-- Exercise --
Translate this sentence from the passage about the City of Invention into Spanish: "Coincidence happens in real life all the time."

-- Provided passage --
******

It is in this sense that the City of Invention is so valuable to us. In this other City, virtue is rewarded, and the bad are punished; and all events are interconnected, and what is more, they rise out of characters and action, not chance. Had you noticed how rarely coincidence occurs in the City of Invention? It is frowned upon here: it upsets the visitors. Coincidence happens in real life all the time. Not here. Cause and effect must rule, or else the readers will prefer reality, with its chaos and coincidence. They will leave the City, in droves.

We want and need to be told how to live. Let me quote from
What is to be Done?,
written by Nicolai Chernyshevsky in 1862. People have been reading it for more than a hundred years. Virago have just re-issued it.
What is to be Done?
is what’s called a World Bestseller as is
Emma.
It is a study in self-control and moral development as is
Pride and Prejudice.
It is the story of a girl from a brutal background who grows into a fine young woman, runs a dress factory cooperative in Czarist Russia and becomes a doctor. She marries twice: the first marriage is sexless, since the sexual act is seen as something rather animal and undignified and standing in the way of true companionship and true love: in the second marriage sex is allowable as an expression of love. Chernyshevsky almost seems to be saying, like St Paul, ‘Well, better to marry, I suppose, than to burn.’ He offers us an agreeable and stirring and achievable Utopia, if only we would learn to control ourselves and our passions. He does not invoke God, as the Church does, as the interventionary power required to bring general self-control and Heaven here on earth: he sees the strength latent there in both man and woman, if only they will use it.

******

-- Available data --
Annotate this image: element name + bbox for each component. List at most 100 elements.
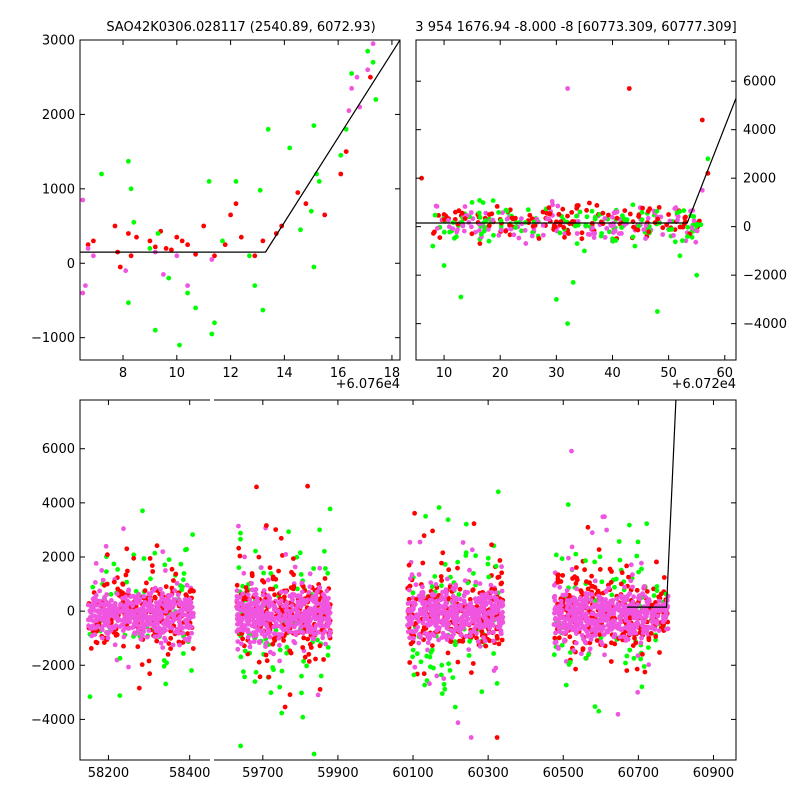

******

-- Task solution --
La coincidencia ocurre todo el tiempo en la vida real.